• _READING PASSAGE_:
There will also be times when you’re fighting hand-to-hand. The controls for these encounters are extremely simple, with punch/kick/grab as the main attacks, and some rudimentary combos thrown in as well.
The controls work well with the GameCube controller. You’ll target an enemy with the R button, and mash away at the A button to fire at them. You can cycle targets with the C-stick, and cycle weapons with the D-pad. The X button garners you a human shield, and the Y button has Jack dive. The B button will sick Shadow on your target. When you don’t have a weapon in hand, A and B are your punch and kick, respectively, X grabs weaponless enemies or disarms those with one, and R blocks. Everything works smoothly, and you’ll be utilizing the moves within no time after you start the game up.
The gameplay, on the other hand, is a mixed bag. The clear-the-room and continue gameplay has been done before, and it gets old eventually. It also hurts that the fighting portions aren’t as well realized as they could be; you’ll just mash buttons throughout. The monotonous shooting is occasionally broken up by some minigames, or Silent Scope-style shooting diversions. The first-person shooting portions are well done, and are actually fairly enjoyable. The minigames, on the other hand, feel out of place at best, and downright bad at worst. The second level has you controlling a stripper friend in a Dance Dance Revolution-style series of button presses, and just feels out of place. You’ll also sometimes disarm a bomb by moving a pin along a narrow path, pick a lock by timing button presses right, and survive a torture sequence by mashing buttons. These do an admirable job on their own, but as part of the whole, they make things feel disjointed.
Boss fights are also up-and-down. Early in the game, you’ll just be forced to blast away at a super-strong enemy until all his life is gone. Later on, though, the boss fights become more creative, and more entertaining.
Overall, what you get here is a game that does many things, but few of them well. The shooting sequences are fun for a bit, but get tedious; the fighting is simply bad; the minigames aren’t much better. Good control takes the edge off the tedium, but it doesn’t make it more entertaining.
The word ‘clichéd’ doesn’t even begin to describe this story. Basically, you’ve heard it all before: the renegade cop, going against the world, with only his bullets (and, in this case, his dog) as his friends. There will be some betrayals, some corruption, some surprises, and a lot of deaths by recognizable characters. Let’s just say that you shouldn’t get too attached to anyone.

• _TO BE DONE_: Carry the game review above forward from its final sentence, writing what comes next.

• _RAW RECORDS_:
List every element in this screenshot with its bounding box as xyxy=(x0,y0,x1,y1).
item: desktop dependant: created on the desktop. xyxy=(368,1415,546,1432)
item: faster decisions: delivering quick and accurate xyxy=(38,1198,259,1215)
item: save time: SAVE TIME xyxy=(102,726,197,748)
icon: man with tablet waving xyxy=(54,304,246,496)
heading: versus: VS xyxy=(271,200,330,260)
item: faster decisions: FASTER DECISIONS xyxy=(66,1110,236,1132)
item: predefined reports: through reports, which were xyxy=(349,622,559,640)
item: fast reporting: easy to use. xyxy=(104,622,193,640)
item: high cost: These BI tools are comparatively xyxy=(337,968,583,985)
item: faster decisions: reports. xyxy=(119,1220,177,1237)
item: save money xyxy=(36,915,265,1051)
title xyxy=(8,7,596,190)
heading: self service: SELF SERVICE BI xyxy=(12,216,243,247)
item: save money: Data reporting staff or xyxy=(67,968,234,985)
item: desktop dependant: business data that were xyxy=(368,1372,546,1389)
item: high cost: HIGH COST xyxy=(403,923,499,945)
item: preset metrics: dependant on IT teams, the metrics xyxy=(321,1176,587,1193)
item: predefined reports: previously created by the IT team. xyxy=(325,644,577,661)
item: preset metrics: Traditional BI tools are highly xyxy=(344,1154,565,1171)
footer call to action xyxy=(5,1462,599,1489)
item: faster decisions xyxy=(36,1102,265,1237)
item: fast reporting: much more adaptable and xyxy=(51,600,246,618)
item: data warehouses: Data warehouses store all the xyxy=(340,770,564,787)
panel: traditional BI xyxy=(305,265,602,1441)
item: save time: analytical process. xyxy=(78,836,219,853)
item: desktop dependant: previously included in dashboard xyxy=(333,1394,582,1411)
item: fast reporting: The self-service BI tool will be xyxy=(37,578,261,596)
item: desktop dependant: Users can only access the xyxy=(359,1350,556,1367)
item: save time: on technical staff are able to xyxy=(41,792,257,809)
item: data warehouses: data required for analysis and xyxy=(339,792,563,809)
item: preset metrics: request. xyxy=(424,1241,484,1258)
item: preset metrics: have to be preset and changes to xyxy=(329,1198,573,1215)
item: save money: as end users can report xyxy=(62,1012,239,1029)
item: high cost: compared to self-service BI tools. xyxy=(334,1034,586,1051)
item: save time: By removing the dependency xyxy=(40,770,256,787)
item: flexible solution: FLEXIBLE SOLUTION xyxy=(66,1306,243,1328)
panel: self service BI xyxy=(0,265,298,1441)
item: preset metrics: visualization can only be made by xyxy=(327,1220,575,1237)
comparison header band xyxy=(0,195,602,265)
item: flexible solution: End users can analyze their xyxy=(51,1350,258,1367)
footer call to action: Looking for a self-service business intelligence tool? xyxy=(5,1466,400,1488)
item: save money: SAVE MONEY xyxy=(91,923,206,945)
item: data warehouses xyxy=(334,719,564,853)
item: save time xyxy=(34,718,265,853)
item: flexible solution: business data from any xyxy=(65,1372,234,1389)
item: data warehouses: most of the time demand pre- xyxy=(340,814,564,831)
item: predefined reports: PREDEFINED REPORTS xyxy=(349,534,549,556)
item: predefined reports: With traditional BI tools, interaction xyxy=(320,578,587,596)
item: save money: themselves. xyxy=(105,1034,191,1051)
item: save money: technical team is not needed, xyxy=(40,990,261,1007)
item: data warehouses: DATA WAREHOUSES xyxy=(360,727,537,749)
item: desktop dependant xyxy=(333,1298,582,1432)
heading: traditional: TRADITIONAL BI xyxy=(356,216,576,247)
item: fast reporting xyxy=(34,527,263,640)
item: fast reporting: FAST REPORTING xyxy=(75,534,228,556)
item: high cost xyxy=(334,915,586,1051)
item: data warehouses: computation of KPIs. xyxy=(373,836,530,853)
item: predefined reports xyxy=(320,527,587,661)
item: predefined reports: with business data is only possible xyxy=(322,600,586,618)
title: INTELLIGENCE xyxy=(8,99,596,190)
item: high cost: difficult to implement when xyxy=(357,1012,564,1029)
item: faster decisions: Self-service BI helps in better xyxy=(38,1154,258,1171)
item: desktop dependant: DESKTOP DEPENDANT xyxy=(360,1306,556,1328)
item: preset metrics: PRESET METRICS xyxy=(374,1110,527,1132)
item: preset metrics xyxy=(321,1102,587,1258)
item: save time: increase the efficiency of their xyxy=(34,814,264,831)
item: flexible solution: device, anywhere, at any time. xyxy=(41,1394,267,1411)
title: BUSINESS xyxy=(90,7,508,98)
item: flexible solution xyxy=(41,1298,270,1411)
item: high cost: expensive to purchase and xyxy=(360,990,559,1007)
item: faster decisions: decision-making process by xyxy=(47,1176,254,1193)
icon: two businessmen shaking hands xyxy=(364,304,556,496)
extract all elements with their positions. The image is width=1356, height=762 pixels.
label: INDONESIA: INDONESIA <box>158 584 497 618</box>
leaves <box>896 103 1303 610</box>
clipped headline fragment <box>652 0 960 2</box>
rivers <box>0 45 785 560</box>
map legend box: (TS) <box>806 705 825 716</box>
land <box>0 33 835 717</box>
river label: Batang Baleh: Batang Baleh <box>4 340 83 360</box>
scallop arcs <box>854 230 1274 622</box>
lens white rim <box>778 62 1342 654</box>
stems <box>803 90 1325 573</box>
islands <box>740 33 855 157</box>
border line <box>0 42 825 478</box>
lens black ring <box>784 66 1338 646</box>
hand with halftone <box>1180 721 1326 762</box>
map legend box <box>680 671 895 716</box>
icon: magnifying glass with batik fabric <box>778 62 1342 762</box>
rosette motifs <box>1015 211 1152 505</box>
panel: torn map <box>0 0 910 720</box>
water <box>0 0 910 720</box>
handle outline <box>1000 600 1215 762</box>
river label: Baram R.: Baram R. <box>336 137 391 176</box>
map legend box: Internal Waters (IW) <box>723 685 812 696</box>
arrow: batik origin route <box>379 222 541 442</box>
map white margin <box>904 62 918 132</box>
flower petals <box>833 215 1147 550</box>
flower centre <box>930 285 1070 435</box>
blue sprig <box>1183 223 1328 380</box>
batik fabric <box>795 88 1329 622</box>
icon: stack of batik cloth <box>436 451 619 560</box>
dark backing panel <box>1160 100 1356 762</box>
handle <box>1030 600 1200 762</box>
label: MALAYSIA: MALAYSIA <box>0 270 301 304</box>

• _ANSWER TO THIS PROBLEM_:
That said, the story does an adequate job in Dead to Rights. It’s not going to be an overwhelming motivational factor in your quest, but it’s highly unlikely that you’re going to care. The gunplay is the main attraction, and the story does a nice job complimenting it. It keeps the game in context, and at least makes some of the situations explainable.
The story, while certainly not the most original in the world, does a good job in its secondary role, and provides enough twists to at least keep you interested. Plus, it wraps up in the end (I don’t want to say it wraps up nicely, but it does wrap up), so you won’t have to worry about loose ends.
There are several difficulty modes to beat the game on. Once you’ve beaten it through once, though, there’s not much reason to go back. You unlock individual levels to play through on their own, and you unlock all the game’s cinemas, so there’s no real replay value here.
The game is lacking in extras, and once you beat it through, you’ll little left to do in it.
Dead to Rights tries to be a lot of things. To its credit, it makes good on its promises of intense gun-blazing action, with lots of carnage and mayhem to be dealt out. However, uninspired level design, coupled with some questionable minigames and mindless fighting sequences keep this game from achieving its full potential.
If you’re interested in spending several hours blasting away bad guys in a stylish fashion, then this game makes for a great rental. Otherwise, there’s not much reason to spend time in Jack Slate’s world.
Score: 6/10 (not an average)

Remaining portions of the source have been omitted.